— start Given information —

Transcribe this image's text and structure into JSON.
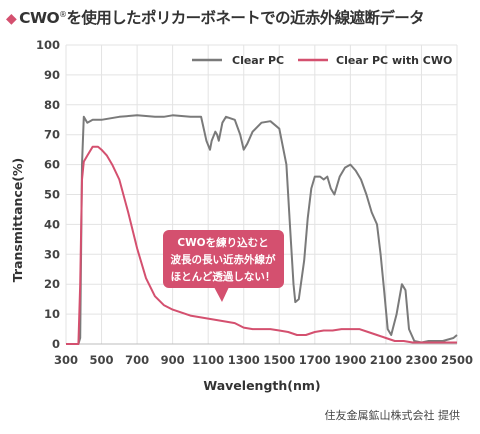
{
  "header": {
    "title_prefix": "CWO",
    "title_reg": "®",
    "title_suffix": "を使用したポリカーボネートでの近赤外線遮断データ"
  },
  "callout": {
    "lines": [
      "CWOを練り込むと",
      "波長の長い近赤外線が",
      "ほとんど透過しない！"
    ],
    "color": "#d4506f"
  },
  "credit": "住友金属鉱山株式会社 提供",
  "chart_data": {
    "type": "line",
    "xlabel": "Wavelength(nm)",
    "ylabel": "Transmittance(%)",
    "xlim": [
      300,
      2500
    ],
    "ylim": [
      0,
      100
    ],
    "xticks": [
      300,
      500,
      700,
      900,
      1100,
      1300,
      1500,
      1700,
      1900,
      2100,
      2300,
      2500
    ],
    "yticks": [
      0,
      10,
      20,
      30,
      40,
      50,
      60,
      70,
      80,
      90,
      100
    ],
    "grid": true,
    "legend_position": "top-right",
    "series": [
      {
        "name": "Clear PC",
        "color": "#7a7a7a",
        "points": [
          [
            300,
            0
          ],
          [
            370,
            0
          ],
          [
            380,
            2
          ],
          [
            390,
            60
          ],
          [
            400,
            76
          ],
          [
            420,
            74
          ],
          [
            450,
            75
          ],
          [
            500,
            75
          ],
          [
            600,
            76
          ],
          [
            700,
            76.5
          ],
          [
            800,
            76
          ],
          [
            850,
            76
          ],
          [
            900,
            76.5
          ],
          [
            1000,
            76
          ],
          [
            1060,
            76
          ],
          [
            1090,
            68
          ],
          [
            1110,
            65
          ],
          [
            1120,
            68
          ],
          [
            1140,
            71
          ],
          [
            1150,
            70
          ],
          [
            1160,
            68
          ],
          [
            1180,
            74
          ],
          [
            1200,
            76
          ],
          [
            1250,
            75
          ],
          [
            1280,
            70
          ],
          [
            1300,
            65
          ],
          [
            1320,
            67
          ],
          [
            1350,
            71
          ],
          [
            1400,
            74
          ],
          [
            1450,
            74.5
          ],
          [
            1500,
            72
          ],
          [
            1540,
            60
          ],
          [
            1560,
            40
          ],
          [
            1580,
            20
          ],
          [
            1590,
            14
          ],
          [
            1610,
            15
          ],
          [
            1640,
            28
          ],
          [
            1660,
            42
          ],
          [
            1680,
            52
          ],
          [
            1700,
            56
          ],
          [
            1730,
            56
          ],
          [
            1750,
            55
          ],
          [
            1770,
            56
          ],
          [
            1790,
            52
          ],
          [
            1810,
            50
          ],
          [
            1840,
            56
          ],
          [
            1870,
            59
          ],
          [
            1900,
            60
          ],
          [
            1930,
            58
          ],
          [
            1960,
            55
          ],
          [
            1990,
            50
          ],
          [
            2020,
            44
          ],
          [
            2050,
            40
          ],
          [
            2070,
            30
          ],
          [
            2090,
            18
          ],
          [
            2110,
            5
          ],
          [
            2130,
            3
          ],
          [
            2160,
            10
          ],
          [
            2190,
            20
          ],
          [
            2210,
            18
          ],
          [
            2230,
            5
          ],
          [
            2260,
            1
          ],
          [
            2300,
            0.5
          ],
          [
            2340,
            1
          ],
          [
            2380,
            1
          ],
          [
            2420,
            1
          ],
          [
            2450,
            1.5
          ],
          [
            2480,
            2
          ],
          [
            2500,
            3
          ]
        ]
      },
      {
        "name": "Clear PC with CWO",
        "color": "#d4506f",
        "points": [
          [
            300,
            0
          ],
          [
            370,
            0
          ],
          [
            380,
            20
          ],
          [
            390,
            55
          ],
          [
            400,
            61
          ],
          [
            420,
            63
          ],
          [
            450,
            66
          ],
          [
            480,
            66
          ],
          [
            500,
            65
          ],
          [
            530,
            63
          ],
          [
            560,
            60
          ],
          [
            600,
            55
          ],
          [
            650,
            44
          ],
          [
            700,
            32
          ],
          [
            750,
            22
          ],
          [
            800,
            16
          ],
          [
            850,
            13
          ],
          [
            900,
            11.5
          ],
          [
            950,
            10.5
          ],
          [
            1000,
            9.5
          ],
          [
            1050,
            9
          ],
          [
            1100,
            8.5
          ],
          [
            1150,
            8
          ],
          [
            1200,
            7.5
          ],
          [
            1250,
            7
          ],
          [
            1300,
            5.5
          ],
          [
            1350,
            5
          ],
          [
            1400,
            5
          ],
          [
            1450,
            5
          ],
          [
            1500,
            4.5
          ],
          [
            1550,
            4
          ],
          [
            1600,
            3
          ],
          [
            1650,
            3
          ],
          [
            1700,
            4
          ],
          [
            1750,
            4.5
          ],
          [
            1800,
            4.5
          ],
          [
            1850,
            5
          ],
          [
            1900,
            5
          ],
          [
            1950,
            5
          ],
          [
            2000,
            4
          ],
          [
            2050,
            3
          ],
          [
            2100,
            2
          ],
          [
            2150,
            1
          ],
          [
            2200,
            1
          ],
          [
            2250,
            0.5
          ],
          [
            2300,
            0.5
          ],
          [
            2400,
            0.5
          ],
          [
            2500,
            0.5
          ]
        ]
      }
    ]
  }
}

— end Given information —

Challenge ▸ Skip the images and write out the rest of the listing exactly.

Result for this exercise ▸
Transcribe this image's text and structure into JSON.
{
  "header": {
    "title_prefix": "CWO",
    "title_reg": "®",
    "title_suffix": "を使用したポリカーボネートでの近赤外線遮断データ"
  },
  "callout": {
    "lines": [
      "CWOを練り込むと",
      "波長の長い近赤外線が",
      "ほとんど透過しない！"
    ],
    "color": "#d4506f"
  },
  "credit": "住友金属鉱山株式会社 提供",
  "chart_data": {
    "type": "line",
    "xlabel": "Wavelength(nm)",
    "ylabel": "Transmittance(%)",
    "xlim": [
      300,
      2500
    ],
    "ylim": [
      0,
      100
    ],
    "xticks": [
      300,
      500,
      700,
      900,
      1100,
      1300,
      1500,
      1700,
      1900,
      2100,
      2300,
      2500
    ],
    "yticks": [
      0,
      10,
      20,
      30,
      40,
      50,
      60,
      70,
      80,
      90,
      100
    ],
    "grid": true,
    "legend_position": "top-right",
    "series": [
      {
        "name": "Clear PC",
        "color": "#7a7a7a",
        "points": [
          [
            300,
            0
          ],
          [
            370,
            0
          ],
          [
            380,
            2
          ],
          [
            390,
            60
          ],
          [
            400,
            76
          ],
          [
            420,
            74
          ],
          [
            450,
            75
          ],
          [
            500,
            75
          ],
          [
            600,
            76
          ],
          [
            700,
            76.5
          ],
          [
            800,
            76
          ],
          [
            850,
            76
          ],
          [
            900,
            76.5
          ],
          [
            1000,
            76
          ],
          [
            1060,
            76
          ],
          [
            1090,
            68
          ],
          [
            1110,
            65
          ],
          [
            1120,
            68
          ],
          [
            1140,
            71
          ],
          [
            1150,
            70
          ],
          [
            1160,
            68
          ],
          [
            1180,
            74
          ],
          [
            1200,
            76
          ],
          [
            1250,
            75
          ],
          [
            1280,
            70
          ],
          [
            1300,
            65
          ],
          [
            1320,
            67
          ],
          [
            1350,
            71
          ],
          [
            1400,
            74
          ],
          [
            1450,
            74.5
          ],
          [
            1500,
            72
          ],
          [
            1540,
            60
          ],
          [
            1560,
            40
          ],
          [
            1580,
            20
          ],
          [
            1590,
            14
          ],
          [
            1610,
            15
          ],
          [
            1640,
            28
          ],
          [
            1660,
            42
          ],
          [
            1680,
            52
          ],
          [
            1700,
            56
          ],
          [
            1730,
            56
          ],
          [
            1750,
            55
          ],
          [
            1770,
            56
          ],
          [
            1790,
            52
          ],
          [
            1810,
            50
          ],
          [
            1840,
            56
          ],
          [
            1870,
            59
          ],
          [
            1900,
            60
          ],
          [
            1930,
            58
          ],
          [
            1960,
            55
          ],
          [
            1990,
            50
          ],
          [
            2020,
            44
          ],
          [
            2050,
            40
          ],
          [
            2070,
            30
          ],
          [
            2090,
            18
          ],
          [
            2110,
            5
          ],
          [
            2130,
            3
          ],
          [
            2160,
            10
          ],
          [
            2190,
            20
          ],
          [
            2210,
            18
          ],
          [
            2230,
            5
          ],
          [
            2260,
            1
          ],
          [
            2300,
            0.5
          ],
          [
            2340,
            1
          ],
          [
            2380,
            1
          ],
          [
            2420,
            1
          ],
          [
            2450,
            1.5
          ],
          [
            2480,
            2
          ],
          [
            2500,
            3
          ]
        ]
      },
      {
        "name": "Clear PC with CWO",
        "color": "#d4506f",
        "points": [
          [
            300,
            0
          ],
          [
            370,
            0
          ],
          [
            380,
            20
          ],
          [
            390,
            55
          ],
          [
            400,
            61
          ],
          [
            420,
            63
          ],
          [
            450,
            66
          ],
          [
            480,
            66
          ],
          [
            500,
            65
          ],
          [
            530,
            63
          ],
          [
            560,
            60
          ],
          [
            600,
            55
          ],
          [
            650,
            44
          ],
          [
            700,
            32
          ],
          [
            750,
            22
          ],
          [
            800,
            16
          ],
          [
            850,
            13
          ],
          [
            900,
            11.5
          ],
          [
            950,
            10.5
          ],
          [
            1000,
            9.5
          ],
          [
            1050,
            9
          ],
          [
            1100,
            8.5
          ],
          [
            1150,
            8
          ],
          [
            1200,
            7.5
          ],
          [
            1250,
            7
          ],
          [
            1300,
            5.5
          ],
          [
            1350,
            5
          ],
          [
            1400,
            5
          ],
          [
            1450,
            5
          ],
          [
            1500,
            4.5
          ],
          [
            1550,
            4
          ],
          [
            1600,
            3
          ],
          [
            1650,
            3
          ],
          [
            1700,
            4
          ],
          [
            1750,
            4.5
          ],
          [
            1800,
            4.5
          ],
          [
            1850,
            5
          ],
          [
            1900,
            5
          ],
          [
            1950,
            5
          ],
          [
            2000,
            4
          ],
          [
            2050,
            3
          ],
          [
            2100,
            2
          ],
          [
            2150,
            1
          ],
          [
            2200,
            1
          ],
          [
            2250,
            0.5
          ],
          [
            2300,
            0.5
          ],
          [
            2400,
            0.5
          ],
          [
            2500,
            0.5
          ]
        ]
      }
    ]
  }
}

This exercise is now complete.